[Stored data]
○ ○ ○ ○

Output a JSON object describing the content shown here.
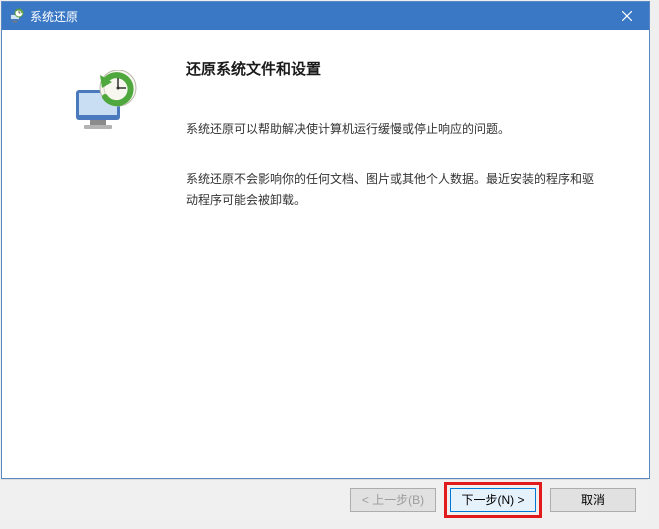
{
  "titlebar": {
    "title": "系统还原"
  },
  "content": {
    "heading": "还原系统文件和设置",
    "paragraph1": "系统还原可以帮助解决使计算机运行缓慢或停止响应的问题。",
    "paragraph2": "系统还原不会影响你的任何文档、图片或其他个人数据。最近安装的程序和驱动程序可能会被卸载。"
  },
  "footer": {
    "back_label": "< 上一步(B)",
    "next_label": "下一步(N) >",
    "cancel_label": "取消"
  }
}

○ ○ ○ ○

- THE REQUEST
Omit every picture, then repeat the remaining data exactly as it appears above.

- FINAL ANSWER
Output a JSON object describing the content shown here.
{
  "titlebar": {
    "title": "系统还原"
  },
  "content": {
    "heading": "还原系统文件和设置",
    "paragraph1": "系统还原可以帮助解决使计算机运行缓慢或停止响应的问题。",
    "paragraph2": "系统还原不会影响你的任何文档、图片或其他个人数据。最近安装的程序和驱动程序可能会被卸载。"
  },
  "footer": {
    "back_label": "< 上一步(B)",
    "next_label": "下一步(N) >",
    "cancel_label": "取消"
  }
}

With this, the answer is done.